RAW DATA:
————————

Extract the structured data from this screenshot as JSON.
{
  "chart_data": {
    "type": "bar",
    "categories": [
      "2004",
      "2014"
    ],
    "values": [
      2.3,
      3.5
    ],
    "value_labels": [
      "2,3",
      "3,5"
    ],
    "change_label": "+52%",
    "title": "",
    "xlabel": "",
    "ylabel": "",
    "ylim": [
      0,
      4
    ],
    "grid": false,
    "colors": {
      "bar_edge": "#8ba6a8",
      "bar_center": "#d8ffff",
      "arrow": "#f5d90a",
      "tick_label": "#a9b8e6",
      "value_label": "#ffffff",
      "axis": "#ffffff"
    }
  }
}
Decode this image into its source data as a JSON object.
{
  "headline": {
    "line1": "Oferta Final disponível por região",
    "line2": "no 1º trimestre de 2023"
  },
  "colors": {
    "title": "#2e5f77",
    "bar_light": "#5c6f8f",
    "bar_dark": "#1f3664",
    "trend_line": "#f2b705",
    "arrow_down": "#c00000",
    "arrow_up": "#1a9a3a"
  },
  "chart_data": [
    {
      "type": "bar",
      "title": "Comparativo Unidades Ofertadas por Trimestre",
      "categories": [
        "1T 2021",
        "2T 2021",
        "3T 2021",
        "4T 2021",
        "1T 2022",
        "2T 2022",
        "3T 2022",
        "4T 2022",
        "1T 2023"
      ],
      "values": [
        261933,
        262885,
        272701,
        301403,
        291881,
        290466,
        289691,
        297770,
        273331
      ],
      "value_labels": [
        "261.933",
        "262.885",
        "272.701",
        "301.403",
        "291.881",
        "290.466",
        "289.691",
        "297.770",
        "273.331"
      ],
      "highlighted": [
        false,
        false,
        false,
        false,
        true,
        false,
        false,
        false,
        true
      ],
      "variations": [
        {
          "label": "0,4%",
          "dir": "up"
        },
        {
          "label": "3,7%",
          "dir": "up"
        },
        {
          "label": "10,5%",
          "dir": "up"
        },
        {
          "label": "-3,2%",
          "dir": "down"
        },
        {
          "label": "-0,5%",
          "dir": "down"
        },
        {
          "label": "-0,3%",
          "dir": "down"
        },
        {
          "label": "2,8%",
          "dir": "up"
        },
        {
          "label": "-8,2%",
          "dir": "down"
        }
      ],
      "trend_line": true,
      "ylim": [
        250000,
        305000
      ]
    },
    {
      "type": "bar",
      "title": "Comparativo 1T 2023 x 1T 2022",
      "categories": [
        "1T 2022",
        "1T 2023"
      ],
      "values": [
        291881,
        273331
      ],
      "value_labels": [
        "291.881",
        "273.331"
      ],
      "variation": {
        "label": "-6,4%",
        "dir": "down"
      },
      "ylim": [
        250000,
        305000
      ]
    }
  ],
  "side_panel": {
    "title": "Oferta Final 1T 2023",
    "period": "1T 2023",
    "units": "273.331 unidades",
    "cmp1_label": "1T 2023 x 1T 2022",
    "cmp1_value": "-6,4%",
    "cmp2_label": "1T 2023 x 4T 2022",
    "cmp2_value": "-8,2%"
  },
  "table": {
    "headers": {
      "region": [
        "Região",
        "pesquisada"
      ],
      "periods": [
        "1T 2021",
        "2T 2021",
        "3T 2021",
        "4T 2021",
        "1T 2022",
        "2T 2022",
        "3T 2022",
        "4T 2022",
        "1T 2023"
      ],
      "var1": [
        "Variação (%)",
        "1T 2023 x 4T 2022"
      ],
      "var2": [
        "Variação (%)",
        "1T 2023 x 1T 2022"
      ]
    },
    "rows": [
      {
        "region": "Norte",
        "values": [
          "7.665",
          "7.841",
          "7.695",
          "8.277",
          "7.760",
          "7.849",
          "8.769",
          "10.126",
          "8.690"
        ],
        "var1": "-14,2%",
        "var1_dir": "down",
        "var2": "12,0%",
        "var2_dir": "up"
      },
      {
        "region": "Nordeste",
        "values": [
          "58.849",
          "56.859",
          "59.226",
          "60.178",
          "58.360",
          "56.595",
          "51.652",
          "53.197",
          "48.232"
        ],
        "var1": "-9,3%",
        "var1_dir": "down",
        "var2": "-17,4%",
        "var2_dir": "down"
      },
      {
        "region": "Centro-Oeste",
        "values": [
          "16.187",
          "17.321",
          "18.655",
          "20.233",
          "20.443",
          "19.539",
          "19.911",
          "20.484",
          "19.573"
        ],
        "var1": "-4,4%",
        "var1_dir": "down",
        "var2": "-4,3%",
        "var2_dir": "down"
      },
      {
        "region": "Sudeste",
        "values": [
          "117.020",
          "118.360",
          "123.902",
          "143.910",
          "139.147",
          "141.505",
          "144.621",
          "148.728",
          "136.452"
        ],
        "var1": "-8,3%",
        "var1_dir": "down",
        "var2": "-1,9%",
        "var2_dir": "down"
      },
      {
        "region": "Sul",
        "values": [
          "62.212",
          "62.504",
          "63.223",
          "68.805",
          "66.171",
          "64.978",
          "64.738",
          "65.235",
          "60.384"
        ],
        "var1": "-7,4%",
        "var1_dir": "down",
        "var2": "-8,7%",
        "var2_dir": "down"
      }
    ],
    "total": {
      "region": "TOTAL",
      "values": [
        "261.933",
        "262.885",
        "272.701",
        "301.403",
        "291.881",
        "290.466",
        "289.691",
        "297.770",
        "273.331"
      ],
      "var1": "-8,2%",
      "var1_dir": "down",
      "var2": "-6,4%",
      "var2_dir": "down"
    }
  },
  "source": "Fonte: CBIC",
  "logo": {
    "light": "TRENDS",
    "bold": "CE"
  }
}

————————

Write out the data exactly as it stands.

Extract the structured data from this screenshot as JSON.
{
  "chart_data": {
    "type": "bar",
    "categories": [
      "2004",
      "2014"
    ],
    "values": [
      2.3,
      3.5
    ],
    "value_labels": [
      "2,3",
      "3,5"
    ],
    "change_label": "+52%",
    "title": "",
    "xlabel": "",
    "ylabel": "",
    "ylim": [
      0,
      4
    ],
    "grid": false,
    "colors": {
      "bar_edge": "#8ba6a8",
      "bar_center": "#d8ffff",
      "arrow": "#f5d90a",
      "tick_label": "#a9b8e6",
      "value_label": "#ffffff",
      "axis": "#ffffff"
    }
  }
}
Decode this image into its source data as a JSON object.
{
  "headline": {
    "line1": "Oferta Final disponível por região",
    "line2": "no 1º trimestre de 2023"
  },
  "colors": {
    "title": "#2e5f77",
    "bar_light": "#5c6f8f",
    "bar_dark": "#1f3664",
    "trend_line": "#f2b705",
    "arrow_down": "#c00000",
    "arrow_up": "#1a9a3a"
  },
  "chart_data": [
    {
      "type": "bar",
      "title": "Comparativo Unidades Ofertadas por Trimestre",
      "categories": [
        "1T 2021",
        "2T 2021",
        "3T 2021",
        "4T 2021",
        "1T 2022",
        "2T 2022",
        "3T 2022",
        "4T 2022",
        "1T 2023"
      ],
      "values": [
        261933,
        262885,
        272701,
        301403,
        291881,
        290466,
        289691,
        297770,
        273331
      ],
      "value_labels": [
        "261.933",
        "262.885",
        "272.701",
        "301.403",
        "291.881",
        "290.466",
        "289.691",
        "297.770",
        "273.331"
      ],
      "highlighted": [
        false,
        false,
        false,
        false,
        true,
        false,
        false,
        false,
        true
      ],
      "variations": [
        {
          "label": "0,4%",
          "dir": "up"
        },
        {
          "label": "3,7%",
          "dir": "up"
        },
        {
          "label": "10,5%",
          "dir": "up"
        },
        {
          "label": "-3,2%",
          "dir": "down"
        },
        {
          "label": "-0,5%",
          "dir": "down"
        },
        {
          "label": "-0,3%",
          "dir": "down"
        },
        {
          "label": "2,8%",
          "dir": "up"
        },
        {
          "label": "-8,2%",
          "dir": "down"
        }
      ],
      "trend_line": true,
      "ylim": [
        250000,
        305000
      ]
    },
    {
      "type": "bar",
      "title": "Comparativo 1T 2023 x 1T 2022",
      "categories": [
        "1T 2022",
        "1T 2023"
      ],
      "values": [
        291881,
        273331
      ],
      "value_labels": [
        "291.881",
        "273.331"
      ],
      "variation": {
        "label": "-6,4%",
        "dir": "down"
      },
      "ylim": [
        250000,
        305000
      ]
    }
  ],
  "side_panel": {
    "title": "Oferta Final 1T 2023",
    "period": "1T 2023",
    "units": "273.331 unidades",
    "cmp1_label": "1T 2023 x 1T 2022",
    "cmp1_value": "-6,4%",
    "cmp2_label": "1T 2023 x 4T 2022",
    "cmp2_value": "-8,2%"
  },
  "table": {
    "headers": {
      "region": [
        "Região",
        "pesquisada"
      ],
      "periods": [
        "1T 2021",
        "2T 2021",
        "3T 2021",
        "4T 2021",
        "1T 2022",
        "2T 2022",
        "3T 2022",
        "4T 2022",
        "1T 2023"
      ],
      "var1": [
        "Variação (%)",
        "1T 2023 x 4T 2022"
      ],
      "var2": [
        "Variação (%)",
        "1T 2023 x 1T 2022"
      ]
    },
    "rows": [
      {
        "region": "Norte",
        "values": [
          "7.665",
          "7.841",
          "7.695",
          "8.277",
          "7.760",
          "7.849",
          "8.769",
          "10.126",
          "8.690"
        ],
        "var1": "-14,2%",
        "var1_dir": "down",
        "var2": "12,0%",
        "var2_dir": "up"
      },
      {
        "region": "Nordeste",
        "values": [
          "58.849",
          "56.859",
          "59.226",
          "60.178",
          "58.360",
          "56.595",
          "51.652",
          "53.197",
          "48.232"
        ],
        "var1": "-9,3%",
        "var1_dir": "down",
        "var2": "-17,4%",
        "var2_dir": "down"
      },
      {
        "region": "Centro-Oeste",
        "values": [
          "16.187",
          "17.321",
          "18.655",
          "20.233",
          "20.443",
          "19.539",
          "19.911",
          "20.484",
          "19.573"
        ],
        "var1": "-4,4%",
        "var1_dir": "down",
        "var2": "-4,3%",
        "var2_dir": "down"
      },
      {
        "region": "Sudeste",
        "values": [
          "117.020",
          "118.360",
          "123.902",
          "143.910",
          "139.147",
          "141.505",
          "144.621",
          "148.728",
          "136.452"
        ],
        "var1": "-8,3%",
        "var1_dir": "down",
        "var2": "-1,9%",
        "var2_dir": "down"
      },
      {
        "region": "Sul",
        "values": [
          "62.212",
          "62.504",
          "63.223",
          "68.805",
          "66.171",
          "64.978",
          "64.738",
          "65.235",
          "60.384"
        ],
        "var1": "-7,4%",
        "var1_dir": "down",
        "var2": "-8,7%",
        "var2_dir": "down"
      }
    ],
    "total": {
      "region": "TOTAL",
      "values": [
        "261.933",
        "262.885",
        "272.701",
        "301.403",
        "291.881",
        "290.466",
        "289.691",
        "297.770",
        "273.331"
      ],
      "var1": "-8,2%",
      "var1_dir": "down",
      "var2": "-6,4%",
      "var2_dir": "down"
    }
  },
  "source": "Fonte: CBIC",
  "logo": {
    "light": "TRENDS",
    "bold": "CE"
  }
}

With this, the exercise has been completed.